— BEGIN —

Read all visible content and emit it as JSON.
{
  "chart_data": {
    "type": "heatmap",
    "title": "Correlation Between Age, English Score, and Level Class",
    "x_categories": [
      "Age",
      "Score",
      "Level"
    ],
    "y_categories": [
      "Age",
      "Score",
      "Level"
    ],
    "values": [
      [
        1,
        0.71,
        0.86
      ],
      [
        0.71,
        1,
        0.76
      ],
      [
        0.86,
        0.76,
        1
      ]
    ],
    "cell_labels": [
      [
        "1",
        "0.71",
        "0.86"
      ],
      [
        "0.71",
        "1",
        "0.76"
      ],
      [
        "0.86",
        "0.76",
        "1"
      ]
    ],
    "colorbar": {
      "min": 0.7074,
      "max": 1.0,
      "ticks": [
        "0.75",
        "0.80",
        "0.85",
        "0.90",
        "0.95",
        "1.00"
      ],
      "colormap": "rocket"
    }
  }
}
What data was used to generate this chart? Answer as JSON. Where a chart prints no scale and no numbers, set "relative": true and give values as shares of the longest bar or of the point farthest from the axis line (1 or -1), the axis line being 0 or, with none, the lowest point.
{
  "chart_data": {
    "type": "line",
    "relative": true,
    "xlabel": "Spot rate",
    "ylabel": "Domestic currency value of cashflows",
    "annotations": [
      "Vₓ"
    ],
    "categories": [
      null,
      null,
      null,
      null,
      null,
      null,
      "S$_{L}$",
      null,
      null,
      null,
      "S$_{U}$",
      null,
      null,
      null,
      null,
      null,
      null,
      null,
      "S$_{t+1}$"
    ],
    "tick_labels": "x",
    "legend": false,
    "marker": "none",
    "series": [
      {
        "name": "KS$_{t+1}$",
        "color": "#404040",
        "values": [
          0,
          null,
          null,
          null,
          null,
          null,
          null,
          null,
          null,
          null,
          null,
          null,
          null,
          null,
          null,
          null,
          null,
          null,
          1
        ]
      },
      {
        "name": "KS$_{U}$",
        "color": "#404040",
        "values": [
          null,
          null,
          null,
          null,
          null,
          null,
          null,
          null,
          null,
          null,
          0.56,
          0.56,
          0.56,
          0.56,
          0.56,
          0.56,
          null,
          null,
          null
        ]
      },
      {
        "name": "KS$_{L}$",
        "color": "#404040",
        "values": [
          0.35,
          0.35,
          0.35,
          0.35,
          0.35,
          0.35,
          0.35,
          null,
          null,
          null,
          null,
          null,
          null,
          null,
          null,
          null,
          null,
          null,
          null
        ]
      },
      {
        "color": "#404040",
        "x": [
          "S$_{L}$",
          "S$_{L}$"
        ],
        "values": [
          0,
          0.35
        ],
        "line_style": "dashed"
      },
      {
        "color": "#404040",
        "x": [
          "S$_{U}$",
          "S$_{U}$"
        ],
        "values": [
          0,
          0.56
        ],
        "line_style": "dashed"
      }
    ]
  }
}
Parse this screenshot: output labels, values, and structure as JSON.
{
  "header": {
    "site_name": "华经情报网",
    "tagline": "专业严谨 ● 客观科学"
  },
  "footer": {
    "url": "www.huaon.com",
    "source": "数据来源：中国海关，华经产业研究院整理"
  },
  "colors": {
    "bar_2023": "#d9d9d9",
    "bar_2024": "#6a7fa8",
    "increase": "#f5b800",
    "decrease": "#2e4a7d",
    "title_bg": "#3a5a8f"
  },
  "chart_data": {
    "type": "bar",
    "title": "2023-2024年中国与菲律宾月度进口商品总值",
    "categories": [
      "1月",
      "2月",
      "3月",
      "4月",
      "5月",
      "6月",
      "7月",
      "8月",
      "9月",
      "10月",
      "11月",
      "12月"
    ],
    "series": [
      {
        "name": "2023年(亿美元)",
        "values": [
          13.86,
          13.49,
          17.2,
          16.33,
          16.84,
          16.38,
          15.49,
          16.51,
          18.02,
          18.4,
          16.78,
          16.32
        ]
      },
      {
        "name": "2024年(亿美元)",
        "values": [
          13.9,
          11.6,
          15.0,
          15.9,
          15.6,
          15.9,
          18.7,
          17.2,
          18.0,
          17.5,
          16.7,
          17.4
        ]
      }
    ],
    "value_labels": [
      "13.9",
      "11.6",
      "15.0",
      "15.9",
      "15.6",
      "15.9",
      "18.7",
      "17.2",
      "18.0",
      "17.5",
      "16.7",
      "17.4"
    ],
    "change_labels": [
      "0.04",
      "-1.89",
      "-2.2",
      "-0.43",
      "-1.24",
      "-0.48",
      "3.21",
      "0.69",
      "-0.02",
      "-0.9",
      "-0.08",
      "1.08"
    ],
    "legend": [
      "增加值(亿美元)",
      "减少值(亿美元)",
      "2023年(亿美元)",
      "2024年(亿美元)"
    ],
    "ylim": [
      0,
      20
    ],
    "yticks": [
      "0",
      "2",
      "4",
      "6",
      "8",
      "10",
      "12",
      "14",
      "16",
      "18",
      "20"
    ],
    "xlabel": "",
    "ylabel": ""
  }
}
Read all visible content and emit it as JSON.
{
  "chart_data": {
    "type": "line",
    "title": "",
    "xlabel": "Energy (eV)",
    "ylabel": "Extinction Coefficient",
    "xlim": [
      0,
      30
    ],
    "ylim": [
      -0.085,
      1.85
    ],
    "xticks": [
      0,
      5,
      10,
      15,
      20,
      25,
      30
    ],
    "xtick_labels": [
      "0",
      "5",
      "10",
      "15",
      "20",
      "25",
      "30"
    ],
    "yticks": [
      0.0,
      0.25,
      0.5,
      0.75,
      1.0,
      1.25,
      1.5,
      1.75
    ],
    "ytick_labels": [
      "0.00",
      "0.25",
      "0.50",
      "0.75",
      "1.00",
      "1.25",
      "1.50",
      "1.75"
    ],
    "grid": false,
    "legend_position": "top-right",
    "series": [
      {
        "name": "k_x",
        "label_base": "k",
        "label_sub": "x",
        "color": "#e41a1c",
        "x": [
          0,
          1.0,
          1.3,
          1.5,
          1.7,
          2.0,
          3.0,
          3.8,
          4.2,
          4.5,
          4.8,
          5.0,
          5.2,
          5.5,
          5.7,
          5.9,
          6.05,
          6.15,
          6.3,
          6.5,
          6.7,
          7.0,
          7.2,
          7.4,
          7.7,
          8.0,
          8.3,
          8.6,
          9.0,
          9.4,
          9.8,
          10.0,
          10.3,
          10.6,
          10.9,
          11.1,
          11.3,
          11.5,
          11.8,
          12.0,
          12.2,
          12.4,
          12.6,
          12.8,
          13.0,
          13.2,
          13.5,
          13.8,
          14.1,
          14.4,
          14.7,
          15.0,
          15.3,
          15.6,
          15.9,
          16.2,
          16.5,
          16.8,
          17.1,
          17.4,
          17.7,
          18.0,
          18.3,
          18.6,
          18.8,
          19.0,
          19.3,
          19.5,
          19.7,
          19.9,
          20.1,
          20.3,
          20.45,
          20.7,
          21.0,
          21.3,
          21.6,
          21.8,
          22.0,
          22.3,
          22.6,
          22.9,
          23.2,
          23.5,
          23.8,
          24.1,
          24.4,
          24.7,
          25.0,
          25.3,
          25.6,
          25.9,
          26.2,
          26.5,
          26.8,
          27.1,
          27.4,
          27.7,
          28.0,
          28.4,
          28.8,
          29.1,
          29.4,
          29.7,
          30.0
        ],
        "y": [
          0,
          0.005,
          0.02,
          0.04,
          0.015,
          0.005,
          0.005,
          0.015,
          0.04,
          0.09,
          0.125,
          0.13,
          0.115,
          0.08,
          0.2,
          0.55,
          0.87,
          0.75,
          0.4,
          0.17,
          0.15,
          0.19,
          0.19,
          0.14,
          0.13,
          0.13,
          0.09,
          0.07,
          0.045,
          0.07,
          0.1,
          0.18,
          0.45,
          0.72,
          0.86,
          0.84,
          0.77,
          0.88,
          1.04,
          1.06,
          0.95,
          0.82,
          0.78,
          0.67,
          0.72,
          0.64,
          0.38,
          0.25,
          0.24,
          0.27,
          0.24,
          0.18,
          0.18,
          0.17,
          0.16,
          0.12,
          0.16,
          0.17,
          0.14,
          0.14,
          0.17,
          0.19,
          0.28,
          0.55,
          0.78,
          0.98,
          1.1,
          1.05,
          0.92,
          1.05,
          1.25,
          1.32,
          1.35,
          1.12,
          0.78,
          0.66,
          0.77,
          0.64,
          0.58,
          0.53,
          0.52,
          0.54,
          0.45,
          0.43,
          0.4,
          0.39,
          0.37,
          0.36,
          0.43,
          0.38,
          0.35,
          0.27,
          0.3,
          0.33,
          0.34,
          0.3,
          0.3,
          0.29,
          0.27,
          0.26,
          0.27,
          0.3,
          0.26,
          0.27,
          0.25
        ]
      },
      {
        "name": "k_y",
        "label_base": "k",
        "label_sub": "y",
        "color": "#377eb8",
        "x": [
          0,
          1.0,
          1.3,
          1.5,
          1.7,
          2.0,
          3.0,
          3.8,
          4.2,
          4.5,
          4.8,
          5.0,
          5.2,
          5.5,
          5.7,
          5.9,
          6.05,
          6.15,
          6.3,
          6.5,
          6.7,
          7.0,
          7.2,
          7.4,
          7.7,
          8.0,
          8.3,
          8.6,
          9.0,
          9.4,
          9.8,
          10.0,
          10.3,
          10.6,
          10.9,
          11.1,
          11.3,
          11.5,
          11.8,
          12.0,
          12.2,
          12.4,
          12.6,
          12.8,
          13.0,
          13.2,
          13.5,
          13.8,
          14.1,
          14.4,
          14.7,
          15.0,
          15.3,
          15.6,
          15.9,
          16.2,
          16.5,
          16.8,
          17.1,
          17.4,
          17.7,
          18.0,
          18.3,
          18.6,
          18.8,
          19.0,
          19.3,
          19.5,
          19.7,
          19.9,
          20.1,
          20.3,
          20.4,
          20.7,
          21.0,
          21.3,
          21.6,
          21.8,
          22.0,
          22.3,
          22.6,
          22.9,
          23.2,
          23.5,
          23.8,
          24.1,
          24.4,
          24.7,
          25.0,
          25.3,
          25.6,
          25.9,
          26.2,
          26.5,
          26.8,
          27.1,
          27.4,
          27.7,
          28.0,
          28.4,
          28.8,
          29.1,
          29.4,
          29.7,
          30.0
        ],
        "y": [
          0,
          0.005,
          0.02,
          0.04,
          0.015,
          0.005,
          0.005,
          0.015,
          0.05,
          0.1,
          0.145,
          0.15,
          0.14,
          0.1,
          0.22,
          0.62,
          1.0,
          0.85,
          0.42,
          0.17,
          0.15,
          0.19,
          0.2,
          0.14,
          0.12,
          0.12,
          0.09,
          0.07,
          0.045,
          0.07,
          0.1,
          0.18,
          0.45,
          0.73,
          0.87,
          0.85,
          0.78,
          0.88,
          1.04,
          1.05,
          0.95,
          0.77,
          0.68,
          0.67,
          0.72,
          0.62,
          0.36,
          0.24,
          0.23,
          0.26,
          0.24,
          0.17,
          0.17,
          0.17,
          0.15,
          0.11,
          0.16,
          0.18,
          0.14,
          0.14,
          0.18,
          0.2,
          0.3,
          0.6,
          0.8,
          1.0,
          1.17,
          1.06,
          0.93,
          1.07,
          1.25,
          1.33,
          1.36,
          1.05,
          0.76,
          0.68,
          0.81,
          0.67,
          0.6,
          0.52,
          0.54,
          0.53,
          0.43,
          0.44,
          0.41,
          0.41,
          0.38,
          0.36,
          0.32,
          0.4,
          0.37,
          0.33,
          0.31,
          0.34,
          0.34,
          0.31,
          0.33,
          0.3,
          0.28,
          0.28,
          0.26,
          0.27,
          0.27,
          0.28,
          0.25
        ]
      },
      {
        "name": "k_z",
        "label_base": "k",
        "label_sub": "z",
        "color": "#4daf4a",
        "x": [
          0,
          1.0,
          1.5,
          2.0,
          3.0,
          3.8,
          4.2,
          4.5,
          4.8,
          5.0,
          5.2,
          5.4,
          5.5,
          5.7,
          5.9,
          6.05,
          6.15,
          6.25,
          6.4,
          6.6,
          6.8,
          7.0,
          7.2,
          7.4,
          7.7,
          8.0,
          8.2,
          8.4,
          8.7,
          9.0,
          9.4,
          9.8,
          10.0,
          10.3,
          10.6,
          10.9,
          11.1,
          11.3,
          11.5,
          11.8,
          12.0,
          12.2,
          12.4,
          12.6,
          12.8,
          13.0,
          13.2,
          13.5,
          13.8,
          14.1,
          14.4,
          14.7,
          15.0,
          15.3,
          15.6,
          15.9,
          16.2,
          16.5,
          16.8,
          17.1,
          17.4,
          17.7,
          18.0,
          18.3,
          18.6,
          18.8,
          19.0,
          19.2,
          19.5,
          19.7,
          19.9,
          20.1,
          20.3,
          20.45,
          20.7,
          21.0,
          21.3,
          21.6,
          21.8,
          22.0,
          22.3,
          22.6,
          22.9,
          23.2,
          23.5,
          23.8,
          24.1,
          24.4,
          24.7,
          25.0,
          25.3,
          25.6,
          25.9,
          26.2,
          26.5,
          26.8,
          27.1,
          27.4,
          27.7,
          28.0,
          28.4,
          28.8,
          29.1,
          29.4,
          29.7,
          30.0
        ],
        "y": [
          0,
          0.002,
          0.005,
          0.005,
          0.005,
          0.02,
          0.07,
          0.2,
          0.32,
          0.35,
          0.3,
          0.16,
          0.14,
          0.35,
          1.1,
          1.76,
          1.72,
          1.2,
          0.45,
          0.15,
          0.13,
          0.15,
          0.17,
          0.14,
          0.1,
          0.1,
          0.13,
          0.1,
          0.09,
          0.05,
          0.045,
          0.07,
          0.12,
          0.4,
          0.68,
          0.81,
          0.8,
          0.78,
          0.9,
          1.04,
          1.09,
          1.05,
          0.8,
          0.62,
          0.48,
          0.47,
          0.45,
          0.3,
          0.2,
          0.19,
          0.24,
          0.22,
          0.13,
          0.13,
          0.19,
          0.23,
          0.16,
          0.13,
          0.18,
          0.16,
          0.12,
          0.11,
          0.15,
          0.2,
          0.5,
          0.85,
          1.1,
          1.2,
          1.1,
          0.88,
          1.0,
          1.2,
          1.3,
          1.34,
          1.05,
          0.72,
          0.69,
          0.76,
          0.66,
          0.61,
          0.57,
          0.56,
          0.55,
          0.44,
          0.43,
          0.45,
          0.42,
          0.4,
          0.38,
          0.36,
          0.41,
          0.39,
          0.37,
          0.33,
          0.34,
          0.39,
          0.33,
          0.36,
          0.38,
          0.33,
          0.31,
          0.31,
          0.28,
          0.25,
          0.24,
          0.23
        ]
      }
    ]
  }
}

— END —

# Requirement
Where a line holds the string "JSON", copy that line.

# Exercise solution
Read all visible content and emit it as JSON.
What data was used to generate this chart? Answer as JSON. Where a chart prints no scale and no numbers, set "relative": true and give values as shares of the longest bar or of the point farthest from the axis line (1 or -1), the axis line being 0 or, with none, the lowest point.
Parse this screenshot: output labels, values, and structure as JSON.
Read all visible content and emit it as JSON.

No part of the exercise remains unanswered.